- WORK TO DO: Give every line again exactly as it appears, please, but not the pictures.

:: RECORD EXTRACTS ::

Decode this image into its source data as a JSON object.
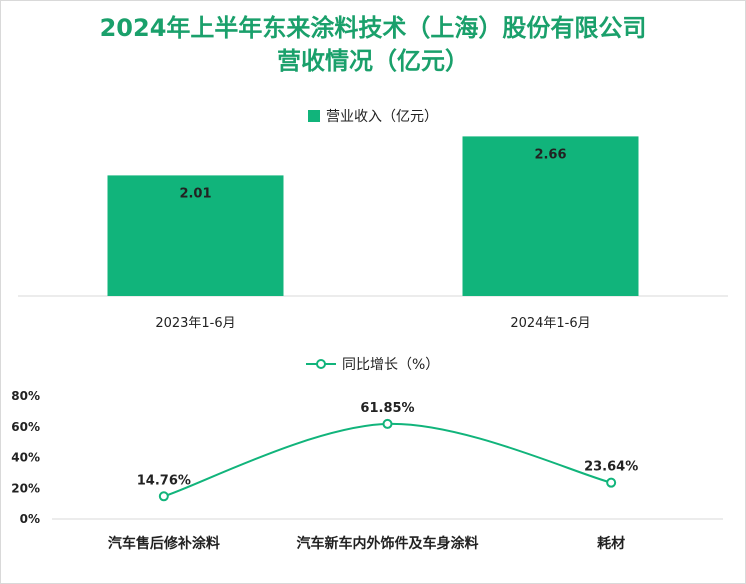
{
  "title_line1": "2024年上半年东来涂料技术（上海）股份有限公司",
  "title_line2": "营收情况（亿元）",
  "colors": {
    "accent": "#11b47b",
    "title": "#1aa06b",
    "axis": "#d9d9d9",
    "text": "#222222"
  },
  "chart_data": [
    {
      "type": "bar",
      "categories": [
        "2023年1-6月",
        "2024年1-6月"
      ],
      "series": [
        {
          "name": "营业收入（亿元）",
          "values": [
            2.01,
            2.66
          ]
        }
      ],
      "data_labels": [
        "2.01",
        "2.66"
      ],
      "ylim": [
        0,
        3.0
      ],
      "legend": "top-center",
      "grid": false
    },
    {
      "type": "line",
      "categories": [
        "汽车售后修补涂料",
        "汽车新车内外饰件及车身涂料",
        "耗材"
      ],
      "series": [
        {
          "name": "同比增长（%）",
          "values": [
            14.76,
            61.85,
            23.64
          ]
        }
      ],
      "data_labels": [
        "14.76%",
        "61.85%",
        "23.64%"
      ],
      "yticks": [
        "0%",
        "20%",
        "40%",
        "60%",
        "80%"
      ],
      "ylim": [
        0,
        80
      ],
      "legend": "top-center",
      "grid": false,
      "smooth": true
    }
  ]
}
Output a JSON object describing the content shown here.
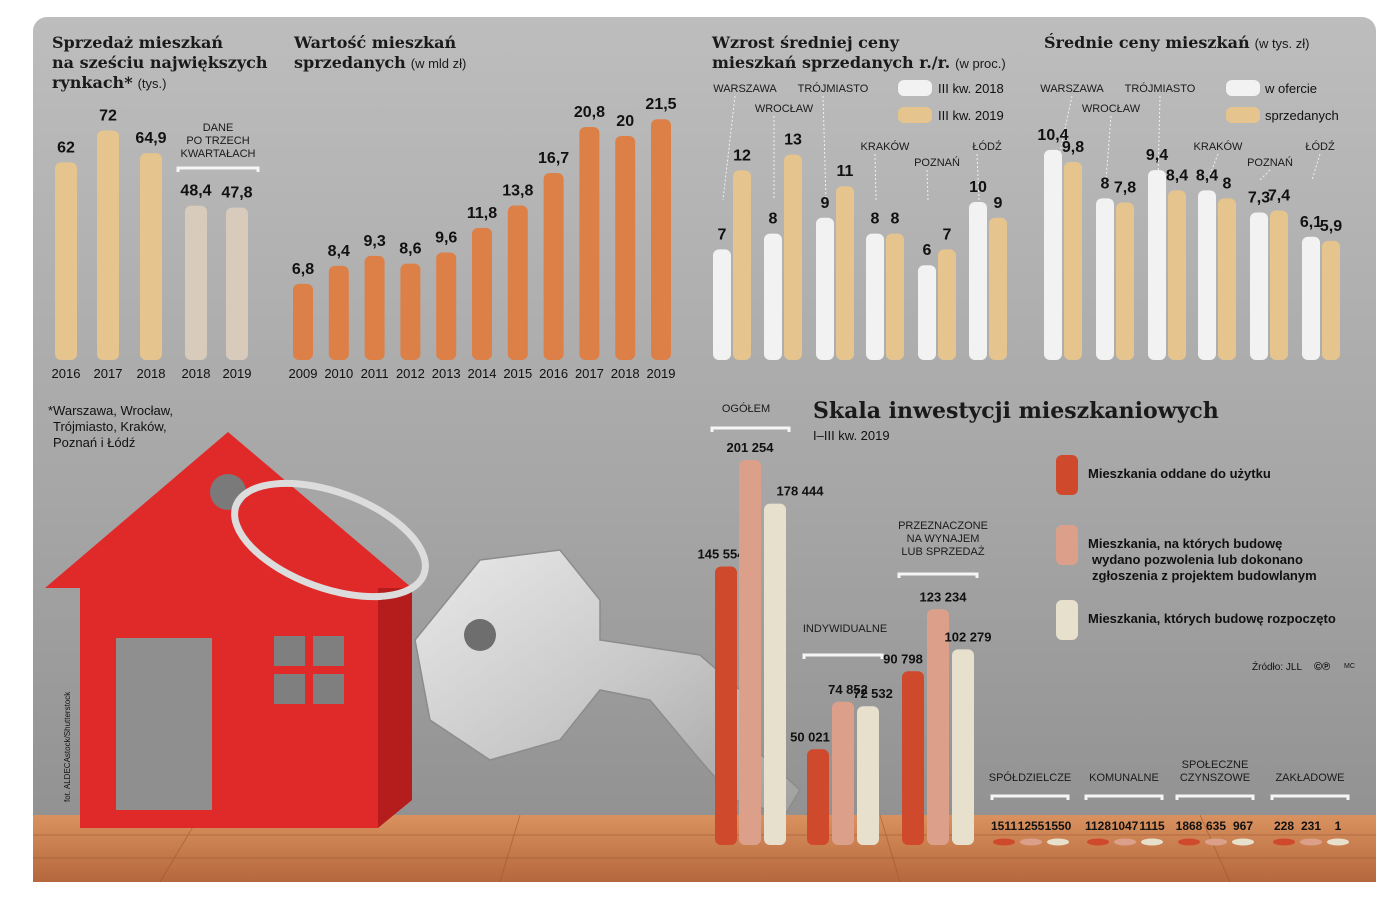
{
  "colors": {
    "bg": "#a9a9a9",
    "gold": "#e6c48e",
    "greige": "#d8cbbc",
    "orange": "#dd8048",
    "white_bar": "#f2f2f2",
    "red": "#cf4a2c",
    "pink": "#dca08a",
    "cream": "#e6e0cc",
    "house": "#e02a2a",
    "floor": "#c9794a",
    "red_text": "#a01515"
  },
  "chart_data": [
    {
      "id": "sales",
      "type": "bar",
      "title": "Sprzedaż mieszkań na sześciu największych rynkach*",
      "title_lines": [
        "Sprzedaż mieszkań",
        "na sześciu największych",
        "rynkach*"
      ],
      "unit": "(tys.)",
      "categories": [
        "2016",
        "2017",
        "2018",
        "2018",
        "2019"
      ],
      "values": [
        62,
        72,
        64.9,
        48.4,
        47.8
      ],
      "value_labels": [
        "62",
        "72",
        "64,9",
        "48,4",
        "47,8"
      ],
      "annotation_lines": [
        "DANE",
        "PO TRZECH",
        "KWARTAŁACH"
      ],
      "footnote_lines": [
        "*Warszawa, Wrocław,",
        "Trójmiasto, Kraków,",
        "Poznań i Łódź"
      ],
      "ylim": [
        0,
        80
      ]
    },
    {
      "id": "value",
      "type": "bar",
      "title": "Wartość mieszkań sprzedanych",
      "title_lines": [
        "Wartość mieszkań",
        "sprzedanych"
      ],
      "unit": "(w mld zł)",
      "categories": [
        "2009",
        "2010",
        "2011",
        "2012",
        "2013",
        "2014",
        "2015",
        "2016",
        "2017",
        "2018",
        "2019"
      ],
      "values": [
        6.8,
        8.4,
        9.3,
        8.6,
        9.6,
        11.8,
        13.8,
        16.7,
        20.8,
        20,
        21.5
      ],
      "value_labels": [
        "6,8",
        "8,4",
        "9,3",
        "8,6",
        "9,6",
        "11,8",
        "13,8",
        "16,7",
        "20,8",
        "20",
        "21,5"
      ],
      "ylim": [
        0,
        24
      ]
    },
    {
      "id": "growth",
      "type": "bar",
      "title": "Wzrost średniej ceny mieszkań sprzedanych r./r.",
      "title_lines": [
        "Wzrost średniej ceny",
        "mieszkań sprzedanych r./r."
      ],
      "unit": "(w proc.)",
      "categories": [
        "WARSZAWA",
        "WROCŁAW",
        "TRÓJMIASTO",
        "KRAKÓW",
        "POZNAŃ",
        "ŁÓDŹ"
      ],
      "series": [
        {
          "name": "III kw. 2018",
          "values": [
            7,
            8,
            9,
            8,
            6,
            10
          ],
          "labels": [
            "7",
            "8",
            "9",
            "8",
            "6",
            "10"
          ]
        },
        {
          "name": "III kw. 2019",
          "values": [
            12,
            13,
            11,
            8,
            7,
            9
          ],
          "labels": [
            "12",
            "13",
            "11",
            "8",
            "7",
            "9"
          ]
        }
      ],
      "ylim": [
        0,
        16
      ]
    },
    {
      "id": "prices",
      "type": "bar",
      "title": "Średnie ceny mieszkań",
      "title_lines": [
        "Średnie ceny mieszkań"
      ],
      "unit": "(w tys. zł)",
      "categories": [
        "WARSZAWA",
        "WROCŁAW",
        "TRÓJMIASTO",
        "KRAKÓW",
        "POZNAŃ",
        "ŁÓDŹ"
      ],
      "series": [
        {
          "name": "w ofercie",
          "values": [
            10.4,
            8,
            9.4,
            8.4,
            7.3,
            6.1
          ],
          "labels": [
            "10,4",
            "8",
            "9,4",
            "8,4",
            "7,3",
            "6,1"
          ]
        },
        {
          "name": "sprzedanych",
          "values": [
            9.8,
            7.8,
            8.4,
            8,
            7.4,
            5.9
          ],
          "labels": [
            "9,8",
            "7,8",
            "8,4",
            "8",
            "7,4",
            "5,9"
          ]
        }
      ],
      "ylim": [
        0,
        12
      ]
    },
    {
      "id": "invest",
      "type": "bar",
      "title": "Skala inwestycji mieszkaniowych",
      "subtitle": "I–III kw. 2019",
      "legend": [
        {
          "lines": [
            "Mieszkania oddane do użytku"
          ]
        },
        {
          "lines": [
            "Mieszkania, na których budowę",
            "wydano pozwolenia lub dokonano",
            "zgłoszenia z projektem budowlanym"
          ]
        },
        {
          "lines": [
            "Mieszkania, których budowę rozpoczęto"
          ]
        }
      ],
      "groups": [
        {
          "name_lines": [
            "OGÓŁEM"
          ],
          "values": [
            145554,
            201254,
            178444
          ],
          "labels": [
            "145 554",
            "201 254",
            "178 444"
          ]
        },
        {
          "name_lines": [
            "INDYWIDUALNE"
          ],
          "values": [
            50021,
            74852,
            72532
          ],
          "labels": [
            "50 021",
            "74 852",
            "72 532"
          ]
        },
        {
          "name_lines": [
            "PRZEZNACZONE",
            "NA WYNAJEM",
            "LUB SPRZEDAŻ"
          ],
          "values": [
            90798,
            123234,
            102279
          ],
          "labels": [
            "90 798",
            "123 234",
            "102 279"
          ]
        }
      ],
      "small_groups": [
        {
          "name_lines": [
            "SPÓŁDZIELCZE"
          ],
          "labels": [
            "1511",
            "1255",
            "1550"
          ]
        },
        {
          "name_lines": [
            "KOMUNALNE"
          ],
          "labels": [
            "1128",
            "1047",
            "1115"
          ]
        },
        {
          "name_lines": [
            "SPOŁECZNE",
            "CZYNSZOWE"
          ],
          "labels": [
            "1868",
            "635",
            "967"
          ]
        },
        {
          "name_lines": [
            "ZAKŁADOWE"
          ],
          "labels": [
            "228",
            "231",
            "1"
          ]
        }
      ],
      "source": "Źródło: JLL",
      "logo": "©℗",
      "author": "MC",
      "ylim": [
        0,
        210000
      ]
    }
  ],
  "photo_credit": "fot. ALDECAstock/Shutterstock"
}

:::

- REPLY TO THE TASK:
Decode this image into its source data as a JSON object.
{
  "title_line1": "2024年上半年东来涂料技术（上海）股份有限公司",
  "title_line2": "营收情况（亿元）",
  "colors": {
    "accent": "#11b47b",
    "title": "#1aa06b",
    "axis": "#d9d9d9",
    "text": "#222222"
  },
  "chart_data": [
    {
      "type": "bar",
      "categories": [
        "2023年1-6月",
        "2024年1-6月"
      ],
      "series": [
        {
          "name": "营业收入（亿元）",
          "values": [
            2.01,
            2.66
          ]
        }
      ],
      "data_labels": [
        "2.01",
        "2.66"
      ],
      "ylim": [
        0,
        3.0
      ],
      "legend": "top-center",
      "grid": false
    },
    {
      "type": "line",
      "categories": [
        "汽车售后修补涂料",
        "汽车新车内外饰件及车身涂料",
        "耗材"
      ],
      "series": [
        {
          "name": "同比增长（%）",
          "values": [
            14.76,
            61.85,
            23.64
          ]
        }
      ],
      "data_labels": [
        "14.76%",
        "61.85%",
        "23.64%"
      ],
      "yticks": [
        "0%",
        "20%",
        "40%",
        "60%",
        "80%"
      ],
      "ylim": [
        0,
        80
      ],
      "legend": "top-center",
      "grid": false,
      "smooth": true
    }
  ]
}
Output a JSON object describing the content shown here.
{
  "colors": {
    "bg": "#a9a9a9",
    "gold": "#e6c48e",
    "greige": "#d8cbbc",
    "orange": "#dd8048",
    "white_bar": "#f2f2f2",
    "red": "#cf4a2c",
    "pink": "#dca08a",
    "cream": "#e6e0cc",
    "house": "#e02a2a",
    "floor": "#c9794a",
    "red_text": "#a01515"
  },
  "chart_data": [
    {
      "id": "sales",
      "type": "bar",
      "title": "Sprzedaż mieszkań na sześciu największych rynkach*",
      "title_lines": [
        "Sprzedaż mieszkań",
        "na sześciu największych",
        "rynkach*"
      ],
      "unit": "(tys.)",
      "categories": [
        "2016",
        "2017",
        "2018",
        "2018",
        "2019"
      ],
      "values": [
        62,
        72,
        64.9,
        48.4,
        47.8
      ],
      "value_labels": [
        "62",
        "72",
        "64,9",
        "48,4",
        "47,8"
      ],
      "annotation_lines": [
        "DANE",
        "PO TRZECH",
        "KWARTAŁACH"
      ],
      "footnote_lines": [
        "*Warszawa, Wrocław,",
        "Trójmiasto, Kraków,",
        "Poznań i Łódź"
      ],
      "ylim": [
        0,
        80
      ]
    },
    {
      "id": "value",
      "type": "bar",
      "title": "Wartość mieszkań sprzedanych",
      "title_lines": [
        "Wartość mieszkań",
        "sprzedanych"
      ],
      "unit": "(w mld zł)",
      "categories": [
        "2009",
        "2010",
        "2011",
        "2012",
        "2013",
        "2014",
        "2015",
        "2016",
        "2017",
        "2018",
        "2019"
      ],
      "values": [
        6.8,
        8.4,
        9.3,
        8.6,
        9.6,
        11.8,
        13.8,
        16.7,
        20.8,
        20,
        21.5
      ],
      "value_labels": [
        "6,8",
        "8,4",
        "9,3",
        "8,6",
        "9,6",
        "11,8",
        "13,8",
        "16,7",
        "20,8",
        "20",
        "21,5"
      ],
      "ylim": [
        0,
        24
      ]
    },
    {
      "id": "growth",
      "type": "bar",
      "title": "Wzrost średniej ceny mieszkań sprzedanych r./r.",
      "title_lines": [
        "Wzrost średniej ceny",
        "mieszkań sprzedanych r./r."
      ],
      "unit": "(w proc.)",
      "categories": [
        "WARSZAWA",
        "WROCŁAW",
        "TRÓJMIASTO",
        "KRAKÓW",
        "POZNAŃ",
        "ŁÓDŹ"
      ],
      "series": [
        {
          "name": "III kw. 2018",
          "values": [
            7,
            8,
            9,
            8,
            6,
            10
          ],
          "labels": [
            "7",
            "8",
            "9",
            "8",
            "6",
            "10"
          ]
        },
        {
          "name": "III kw. 2019",
          "values": [
            12,
            13,
            11,
            8,
            7,
            9
          ],
          "labels": [
            "12",
            "13",
            "11",
            "8",
            "7",
            "9"
          ]
        }
      ],
      "ylim": [
        0,
        16
      ]
    },
    {
      "id": "prices",
      "type": "bar",
      "title": "Średnie ceny mieszkań",
      "title_lines": [
        "Średnie ceny mieszkań"
      ],
      "unit": "(w tys. zł)",
      "categories": [
        "WARSZAWA",
        "WROCŁAW",
        "TRÓJMIASTO",
        "KRAKÓW",
        "POZNAŃ",
        "ŁÓDŹ"
      ],
      "series": [
        {
          "name": "w ofercie",
          "values": [
            10.4,
            8,
            9.4,
            8.4,
            7.3,
            6.1
          ],
          "labels": [
            "10,4",
            "8",
            "9,4",
            "8,4",
            "7,3",
            "6,1"
          ]
        },
        {
          "name": "sprzedanych",
          "values": [
            9.8,
            7.8,
            8.4,
            8,
            7.4,
            5.9
          ],
          "labels": [
            "9,8",
            "7,8",
            "8,4",
            "8",
            "7,4",
            "5,9"
          ]
        }
      ],
      "ylim": [
        0,
        12
      ]
    },
    {
      "id": "invest",
      "type": "bar",
      "title": "Skala inwestycji mieszkaniowych",
      "subtitle": "I–III kw. 2019",
      "legend": [
        {
          "lines": [
            "Mieszkania oddane do użytku"
          ]
        },
        {
          "lines": [
            "Mieszkania, na których budowę",
            "wydano pozwolenia lub dokonano",
            "zgłoszenia z projektem budowlanym"
          ]
        },
        {
          "lines": [
            "Mieszkania, których budowę rozpoczęto"
          ]
        }
      ],
      "groups": [
        {
          "name_lines": [
            "OGÓŁEM"
          ],
          "values": [
            145554,
            201254,
            178444
          ],
          "labels": [
            "145 554",
            "201 254",
            "178 444"
          ]
        },
        {
          "name_lines": [
            "INDYWIDUALNE"
          ],
          "values": [
            50021,
            74852,
            72532
          ],
          "labels": [
            "50 021",
            "74 852",
            "72 532"
          ]
        },
        {
          "name_lines": [
            "PRZEZNACZONE",
            "NA WYNAJEM",
            "LUB SPRZEDAŻ"
          ],
          "values": [
            90798,
            123234,
            102279
          ],
          "labels": [
            "90 798",
            "123 234",
            "102 279"
          ]
        }
      ],
      "small_groups": [
        {
          "name_lines": [
            "SPÓŁDZIELCZE"
          ],
          "labels": [
            "1511",
            "1255",
            "1550"
          ]
        },
        {
          "name_lines": [
            "KOMUNALNE"
          ],
          "labels": [
            "1128",
            "1047",
            "1115"
          ]
        },
        {
          "name_lines": [
            "SPOŁECZNE",
            "CZYNSZOWE"
          ],
          "labels": [
            "1868",
            "635",
            "967"
          ]
        },
        {
          "name_lines": [
            "ZAKŁADOWE"
          ],
          "labels": [
            "228",
            "231",
            "1"
          ]
        }
      ],
      "source": "Źródło: JLL",
      "logo": "©℗",
      "author": "MC",
      "ylim": [
        0,
        210000
      ]
    }
  ],
  "photo_credit": "fot. ALDECAstock/Shutterstock"
}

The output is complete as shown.